> **Provided entries**:
*****
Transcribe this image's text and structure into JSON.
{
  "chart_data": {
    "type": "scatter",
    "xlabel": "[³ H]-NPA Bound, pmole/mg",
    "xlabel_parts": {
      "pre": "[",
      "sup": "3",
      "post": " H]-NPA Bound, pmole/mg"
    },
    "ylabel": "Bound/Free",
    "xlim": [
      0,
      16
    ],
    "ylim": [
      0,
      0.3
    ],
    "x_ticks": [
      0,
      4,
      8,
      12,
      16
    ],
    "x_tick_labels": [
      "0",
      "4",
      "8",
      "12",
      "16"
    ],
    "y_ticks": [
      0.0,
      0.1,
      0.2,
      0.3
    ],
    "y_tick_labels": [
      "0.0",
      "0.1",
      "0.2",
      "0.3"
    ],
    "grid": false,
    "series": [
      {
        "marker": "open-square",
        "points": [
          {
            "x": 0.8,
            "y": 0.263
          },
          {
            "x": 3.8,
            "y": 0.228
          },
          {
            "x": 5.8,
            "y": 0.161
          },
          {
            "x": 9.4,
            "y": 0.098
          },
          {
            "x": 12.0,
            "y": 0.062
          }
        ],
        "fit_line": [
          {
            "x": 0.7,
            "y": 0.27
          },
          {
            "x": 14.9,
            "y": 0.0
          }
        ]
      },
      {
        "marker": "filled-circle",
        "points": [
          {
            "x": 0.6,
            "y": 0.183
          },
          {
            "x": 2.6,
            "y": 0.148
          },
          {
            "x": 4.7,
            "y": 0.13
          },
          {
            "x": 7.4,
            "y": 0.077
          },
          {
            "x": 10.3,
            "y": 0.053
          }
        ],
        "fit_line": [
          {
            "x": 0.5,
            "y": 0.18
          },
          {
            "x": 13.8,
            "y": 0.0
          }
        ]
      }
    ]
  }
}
*****
On how many lines does the word "Bound" appear? Answer with only the number.

3